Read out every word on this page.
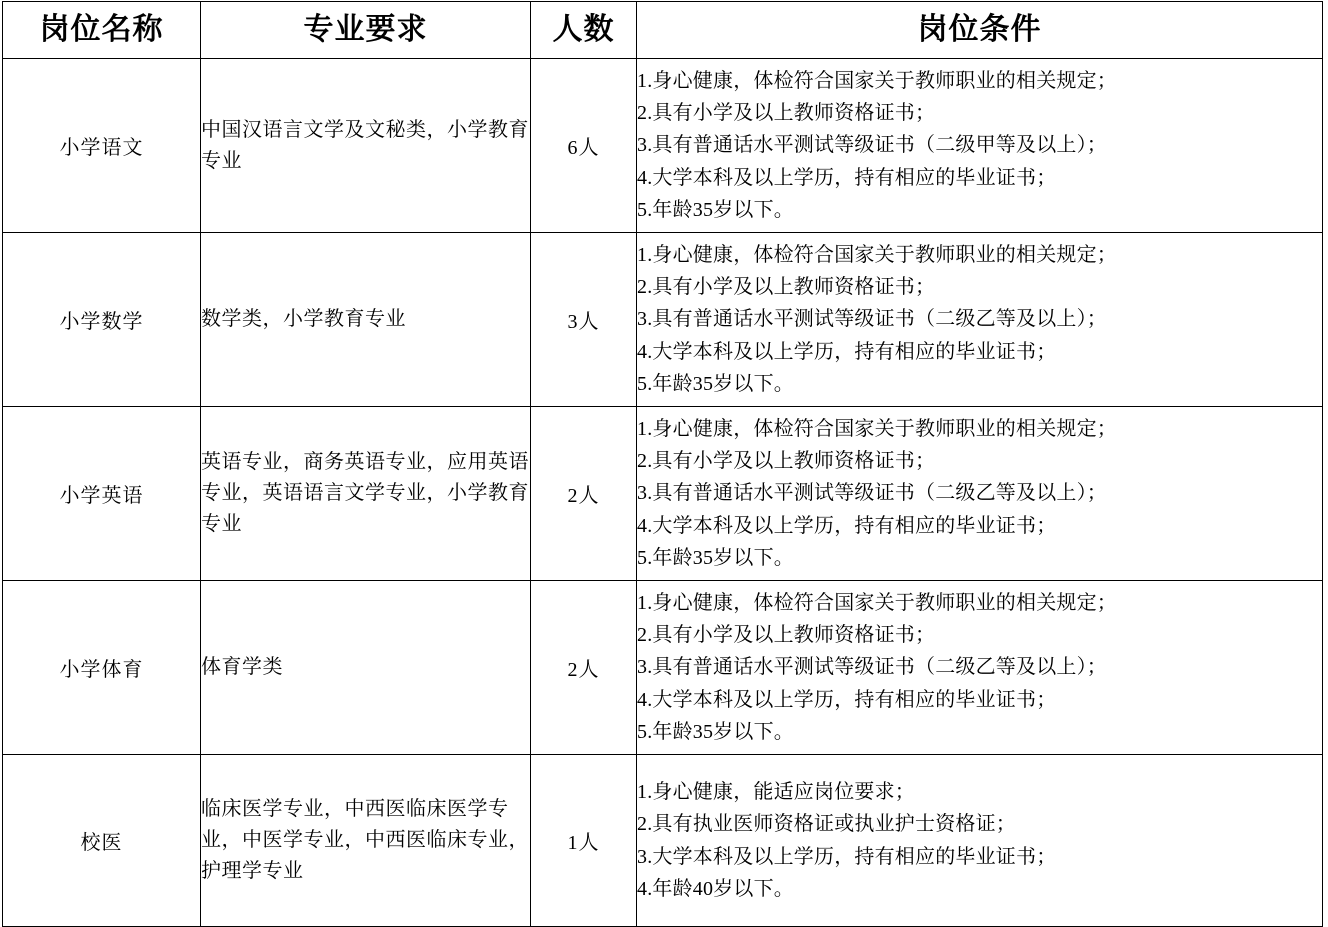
岗位名称	专业要求	人数	岗位条件
小学语文	中国汉语言文学及文秘类，小学教育专业	6人	1.身心健康，体检符合国家关于教师职业的相关规定；
2.具有小学及以上教师资格证书；
3.具有普通话水平测试等级证书（二级甲等及以上）；
4.大学本科及以上学历，持有相应的毕业证书；
5.年龄35岁以下。

小学数学	数学类，小学教育专业	3人	1.身心健康，体检符合国家关于教师职业的相关规定；
2.具有小学及以上教师资格证书；
3.具有普通话水平测试等级证书（二级乙等及以上）；
4.大学本科及以上学历，持有相应的毕业证书；
5.年龄35岁以下。

小学英语	英语专业，商务英语专业，应用英语专业，英语语言文学专业，小学教育专业	2人	1.身心健康，体检符合国家关于教师职业的相关规定；
2.具有小学及以上教师资格证书；
3.具有普通话水平测试等级证书（二级乙等及以上）；
4.大学本科及以上学历，持有相应的毕业证书；
5.年龄35岁以下。

小学体育	体育学类	2人	1.身心健康，体检符合国家关于教师职业的相关规定；
2.具有小学及以上教师资格证书；
3.具有普通话水平测试等级证书（二级乙等及以上）；
4.大学本科及以上学历，持有相应的毕业证书；
5.年龄35岁以下。

校医	临床医学专业，中西医临床医学专业，中医学专业，中西医临床专业，护理学专业	1人	1.身心健康，能适应岗位要求；
2.具有执业医师资格证或执业护士资格证；
3.大学本科及以上学历，持有相应的毕业证书；
4.年龄40岁以下。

* * * * *

__What is required__: Every record above should be transcribed exactly; the pictures stay out of the copy.

__Problem solution__:
Read out every word on this page.
岗位名称	专业要求	人数	岗位条件
小学语文	中国汉语言文学及文秘类，小学教育专业	6人	1.身心健康，体检符合国家关于教师职业的相关规定；
2.具有小学及以上教师资格证书；
3.具有普通话水平测试等级证书（二级甲等及以上）；
4.大学本科及以上学历，持有相应的毕业证书；
5.年龄35岁以下。

小学数学	数学类，小学教育专业	3人	1.身心健康，体检符合国家关于教师职业的相关规定；
2.具有小学及以上教师资格证书；
3.具有普通话水平测试等级证书（二级乙等及以上）；
4.大学本科及以上学历，持有相应的毕业证书；
5.年龄35岁以下。

小学英语	英语专业，商务英语专业，应用英语专业，英语语言文学专业，小学教育专业	2人	1.身心健康，体检符合国家关于教师职业的相关规定；
2.具有小学及以上教师资格证书；
3.具有普通话水平测试等级证书（二级乙等及以上）；
4.大学本科及以上学历，持有相应的毕业证书；
5.年龄35岁以下。

小学体育	体育学类	2人	1.身心健康，体检符合国家关于教师职业的相关规定；
2.具有小学及以上教师资格证书；
3.具有普通话水平测试等级证书（二级乙等及以上）；
4.大学本科及以上学历，持有相应的毕业证书；
5.年龄35岁以下。

校医	临床医学专业，中西医临床医学专业，中医学专业，中西医临床专业，护理学专业	1人	1.身心健康，能适应岗位要求；
2.具有执业医师资格证或执业护士资格证；
3.大学本科及以上学历，持有相应的毕业证书；
4.年龄40岁以下。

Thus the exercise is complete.